● **The task**
Where a line holds "xlabel", copy it.

● **Entries shown**
━━━━

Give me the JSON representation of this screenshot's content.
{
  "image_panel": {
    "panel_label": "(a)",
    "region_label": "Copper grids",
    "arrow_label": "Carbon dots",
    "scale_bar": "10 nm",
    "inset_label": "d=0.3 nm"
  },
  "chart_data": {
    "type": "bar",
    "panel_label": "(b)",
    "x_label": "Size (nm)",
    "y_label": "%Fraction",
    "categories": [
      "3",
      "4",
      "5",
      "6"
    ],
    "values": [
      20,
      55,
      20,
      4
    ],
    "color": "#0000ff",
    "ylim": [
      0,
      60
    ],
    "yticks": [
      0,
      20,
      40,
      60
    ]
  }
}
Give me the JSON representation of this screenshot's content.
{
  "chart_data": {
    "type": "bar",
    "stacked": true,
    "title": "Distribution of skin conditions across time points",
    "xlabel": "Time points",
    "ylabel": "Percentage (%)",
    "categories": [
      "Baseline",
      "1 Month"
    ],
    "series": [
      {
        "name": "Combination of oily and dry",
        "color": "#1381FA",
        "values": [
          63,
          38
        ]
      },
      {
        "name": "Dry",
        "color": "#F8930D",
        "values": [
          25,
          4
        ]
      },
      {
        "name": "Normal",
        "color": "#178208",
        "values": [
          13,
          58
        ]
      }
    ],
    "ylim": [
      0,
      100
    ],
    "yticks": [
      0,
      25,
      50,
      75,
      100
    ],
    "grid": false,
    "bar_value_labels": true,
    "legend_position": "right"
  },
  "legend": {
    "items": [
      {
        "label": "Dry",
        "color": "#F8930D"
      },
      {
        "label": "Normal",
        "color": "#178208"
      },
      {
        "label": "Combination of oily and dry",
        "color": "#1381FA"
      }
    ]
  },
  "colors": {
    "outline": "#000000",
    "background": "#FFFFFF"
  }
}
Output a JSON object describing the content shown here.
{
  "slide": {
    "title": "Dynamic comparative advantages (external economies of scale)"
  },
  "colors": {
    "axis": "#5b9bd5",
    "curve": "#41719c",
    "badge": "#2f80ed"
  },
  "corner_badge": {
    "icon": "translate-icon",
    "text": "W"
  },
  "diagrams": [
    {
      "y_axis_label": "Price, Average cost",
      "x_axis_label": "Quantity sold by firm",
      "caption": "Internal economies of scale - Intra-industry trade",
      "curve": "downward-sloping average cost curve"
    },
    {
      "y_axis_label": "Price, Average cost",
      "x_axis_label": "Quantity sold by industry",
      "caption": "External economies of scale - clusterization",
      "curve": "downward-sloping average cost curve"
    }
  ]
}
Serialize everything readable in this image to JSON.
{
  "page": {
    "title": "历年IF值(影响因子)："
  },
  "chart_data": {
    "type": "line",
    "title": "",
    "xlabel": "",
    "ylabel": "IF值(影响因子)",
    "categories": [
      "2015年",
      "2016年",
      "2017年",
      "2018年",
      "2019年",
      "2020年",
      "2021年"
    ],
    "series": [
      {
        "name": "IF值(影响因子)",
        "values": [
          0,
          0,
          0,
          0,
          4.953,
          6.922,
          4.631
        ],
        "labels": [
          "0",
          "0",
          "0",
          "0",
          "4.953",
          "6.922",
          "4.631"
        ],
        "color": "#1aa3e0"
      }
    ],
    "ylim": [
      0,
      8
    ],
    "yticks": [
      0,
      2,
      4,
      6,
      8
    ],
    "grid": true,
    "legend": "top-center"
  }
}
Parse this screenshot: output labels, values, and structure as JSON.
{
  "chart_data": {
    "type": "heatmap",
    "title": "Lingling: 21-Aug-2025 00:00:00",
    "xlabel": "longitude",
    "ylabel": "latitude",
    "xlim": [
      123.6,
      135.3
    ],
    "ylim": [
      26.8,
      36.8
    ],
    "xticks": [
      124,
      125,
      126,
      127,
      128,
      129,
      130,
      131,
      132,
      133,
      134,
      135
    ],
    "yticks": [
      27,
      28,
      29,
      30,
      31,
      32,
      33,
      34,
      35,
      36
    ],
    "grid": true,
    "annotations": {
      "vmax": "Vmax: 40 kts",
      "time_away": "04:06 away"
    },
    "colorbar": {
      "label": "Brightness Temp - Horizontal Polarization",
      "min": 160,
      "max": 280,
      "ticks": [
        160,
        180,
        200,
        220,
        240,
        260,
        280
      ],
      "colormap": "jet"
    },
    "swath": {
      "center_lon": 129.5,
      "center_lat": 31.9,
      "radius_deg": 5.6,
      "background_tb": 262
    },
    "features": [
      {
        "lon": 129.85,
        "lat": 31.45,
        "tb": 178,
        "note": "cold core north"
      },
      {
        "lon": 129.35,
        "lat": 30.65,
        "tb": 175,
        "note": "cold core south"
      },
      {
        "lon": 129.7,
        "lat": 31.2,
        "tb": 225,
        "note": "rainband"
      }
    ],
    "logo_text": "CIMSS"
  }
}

━━━━

● **Reply to the task**
    "xlabel": "Time points",
    "xlabel": "",
    "xlabel": "longitude",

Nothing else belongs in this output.